( OBJECTIF ZÉRO ou DEVENIR ZÉRO suivant l'édition)
Je voulais profiter de l'Hiver polar pour caser cette lecture qui avait thrillé nombre de blogueuses, mais mon billet arrive avec plus d'un mois de retard, en plein printemps... À la lecture du résumé, c'était plutôt convaincant ! J'aimais beaucoup l'idée de l'intrigue qui me semblait efficace, avec un bon potentiel de page-turner. La perspective de rajouter un auteur néo-zélandais sur mes étagères était un argument supplémentaire pour que je cède à la tentation.
Le résumé : Dix participants à la mission "Objectif Zéro" ont deux heures pour disparaître des radars. Si, au bout de trente jours, ils ne sont toujours pas repérés, ils remportent trois millions de dollars. À l'aide de drones, d'algorithmes prédictifs, de systèmes de reconnaissance faciale, de détecteurs de mouvement, les agents de Fusion à l'origine de ce bêtatest se lancent à leurs trousses, sûrs de débusquer les "Zéros" en un rien de temps. Si Fusion réussit leur pari, ils pourront lancer une application révolutionnaire de surveillance des citoyens avec l'aval de la CIA. Sauf que voilà, Kaitlyn, une des participantes qu'ils avaient visiblement sous-estimée, leur donne du fil à retordre. Et elle a l'air bien déterminée à remporter la victoire.

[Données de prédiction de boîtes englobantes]
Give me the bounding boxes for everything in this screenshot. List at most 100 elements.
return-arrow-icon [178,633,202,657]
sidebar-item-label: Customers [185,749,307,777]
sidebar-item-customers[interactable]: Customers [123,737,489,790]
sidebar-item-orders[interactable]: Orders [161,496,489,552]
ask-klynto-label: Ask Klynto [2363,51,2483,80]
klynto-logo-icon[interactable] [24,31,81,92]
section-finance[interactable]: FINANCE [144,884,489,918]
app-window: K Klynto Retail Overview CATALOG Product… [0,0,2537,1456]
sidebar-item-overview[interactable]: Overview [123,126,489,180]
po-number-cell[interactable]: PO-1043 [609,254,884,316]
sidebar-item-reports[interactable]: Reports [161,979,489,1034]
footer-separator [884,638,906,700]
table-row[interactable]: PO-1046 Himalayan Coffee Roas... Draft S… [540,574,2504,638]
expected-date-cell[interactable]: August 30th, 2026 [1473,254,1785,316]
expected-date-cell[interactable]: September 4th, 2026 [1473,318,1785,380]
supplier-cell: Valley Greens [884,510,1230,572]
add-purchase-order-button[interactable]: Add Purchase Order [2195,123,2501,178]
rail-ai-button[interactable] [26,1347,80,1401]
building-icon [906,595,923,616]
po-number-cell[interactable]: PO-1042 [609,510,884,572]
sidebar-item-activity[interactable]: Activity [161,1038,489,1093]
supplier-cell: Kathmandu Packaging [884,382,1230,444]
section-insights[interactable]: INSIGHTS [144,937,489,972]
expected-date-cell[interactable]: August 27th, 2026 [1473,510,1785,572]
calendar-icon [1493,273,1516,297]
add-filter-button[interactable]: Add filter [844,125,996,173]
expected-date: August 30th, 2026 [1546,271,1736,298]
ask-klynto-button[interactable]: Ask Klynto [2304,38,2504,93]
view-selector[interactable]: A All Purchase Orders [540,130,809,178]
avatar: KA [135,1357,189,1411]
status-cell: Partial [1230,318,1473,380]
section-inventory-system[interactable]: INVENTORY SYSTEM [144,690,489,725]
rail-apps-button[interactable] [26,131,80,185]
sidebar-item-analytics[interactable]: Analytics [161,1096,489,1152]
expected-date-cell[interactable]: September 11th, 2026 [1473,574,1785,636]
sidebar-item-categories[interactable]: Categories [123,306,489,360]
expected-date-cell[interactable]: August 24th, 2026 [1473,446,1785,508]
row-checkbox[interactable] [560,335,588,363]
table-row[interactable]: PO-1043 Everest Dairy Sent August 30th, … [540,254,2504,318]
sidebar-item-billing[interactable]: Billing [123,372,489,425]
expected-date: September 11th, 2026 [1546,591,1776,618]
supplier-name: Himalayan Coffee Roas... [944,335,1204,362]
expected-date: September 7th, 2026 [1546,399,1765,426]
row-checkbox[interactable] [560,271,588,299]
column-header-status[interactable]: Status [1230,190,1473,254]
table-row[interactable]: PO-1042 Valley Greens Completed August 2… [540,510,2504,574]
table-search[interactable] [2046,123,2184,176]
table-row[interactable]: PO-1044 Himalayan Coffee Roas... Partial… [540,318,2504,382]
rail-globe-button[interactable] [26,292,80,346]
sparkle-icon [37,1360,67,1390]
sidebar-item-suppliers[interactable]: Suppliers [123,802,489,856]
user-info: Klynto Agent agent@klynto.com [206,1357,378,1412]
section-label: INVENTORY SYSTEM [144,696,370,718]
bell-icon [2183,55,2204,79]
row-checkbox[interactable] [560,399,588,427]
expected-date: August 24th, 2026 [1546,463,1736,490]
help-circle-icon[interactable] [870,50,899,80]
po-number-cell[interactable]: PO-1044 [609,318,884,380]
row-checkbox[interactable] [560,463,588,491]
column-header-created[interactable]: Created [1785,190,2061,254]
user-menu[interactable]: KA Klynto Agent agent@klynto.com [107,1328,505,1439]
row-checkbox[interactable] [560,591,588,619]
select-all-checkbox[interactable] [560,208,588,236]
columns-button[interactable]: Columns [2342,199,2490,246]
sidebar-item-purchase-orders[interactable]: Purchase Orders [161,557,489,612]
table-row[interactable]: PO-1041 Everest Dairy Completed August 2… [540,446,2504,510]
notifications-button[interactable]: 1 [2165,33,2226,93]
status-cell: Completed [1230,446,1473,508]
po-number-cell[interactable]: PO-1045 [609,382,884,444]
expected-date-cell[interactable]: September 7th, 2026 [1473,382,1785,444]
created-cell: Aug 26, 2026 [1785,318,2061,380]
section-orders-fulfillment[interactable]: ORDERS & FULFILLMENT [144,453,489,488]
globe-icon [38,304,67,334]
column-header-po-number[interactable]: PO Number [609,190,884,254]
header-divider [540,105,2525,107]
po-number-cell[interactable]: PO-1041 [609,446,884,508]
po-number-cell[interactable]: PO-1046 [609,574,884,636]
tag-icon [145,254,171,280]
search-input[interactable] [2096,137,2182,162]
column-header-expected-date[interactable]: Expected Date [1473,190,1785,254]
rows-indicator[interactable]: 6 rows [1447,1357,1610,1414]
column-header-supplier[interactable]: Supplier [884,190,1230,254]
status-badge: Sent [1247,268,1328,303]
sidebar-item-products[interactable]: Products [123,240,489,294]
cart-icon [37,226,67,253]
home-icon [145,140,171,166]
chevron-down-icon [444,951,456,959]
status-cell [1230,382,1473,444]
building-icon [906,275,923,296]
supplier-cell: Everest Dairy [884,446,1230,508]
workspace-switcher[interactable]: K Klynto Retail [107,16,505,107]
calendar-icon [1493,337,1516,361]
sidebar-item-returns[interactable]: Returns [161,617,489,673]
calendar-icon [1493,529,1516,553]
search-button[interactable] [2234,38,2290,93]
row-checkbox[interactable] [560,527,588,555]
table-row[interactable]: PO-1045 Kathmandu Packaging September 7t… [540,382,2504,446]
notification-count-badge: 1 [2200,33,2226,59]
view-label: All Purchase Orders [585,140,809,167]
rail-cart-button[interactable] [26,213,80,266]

Travail à faire
1: Répondez à ces questions sur le texte consacré à Objectif Zéro :
(a) De quelle nationalité est l'auteur du livre ?
(b) De combien de temps les participants disposent-ils pour disparaître des radars ?
(c) Quelle somme remportent-ils s'ils ne sont toujours pas repérés au bout de trente jours ?
2: Citez le passage du texte sur Objectif Zéro situé entre "Je voulais profiter" et "à la tentation.", inclus.

Liste des solutions
1:
(a) Néo-zélandais.
(b) Deux heures.
(c) Trois millions de dollars.

2:
Je voulais profiter de l'Hiver polar pour caser cette lecture qui avait thrillé nombre de blogueuses, mais mon billet arrive avec plus d'un mois de retard, en plein printemps... À la lecture du résumé, c'était plutôt convaincant ! J'aimais beaucoup l'idée de l'intrigue qui me semblait efficace, avec un bon potentiel de page-turner. La perspective de rajouter un auteur néo-zélandais sur mes étagères était un argument supplémentaire pour que je cède à la tentation.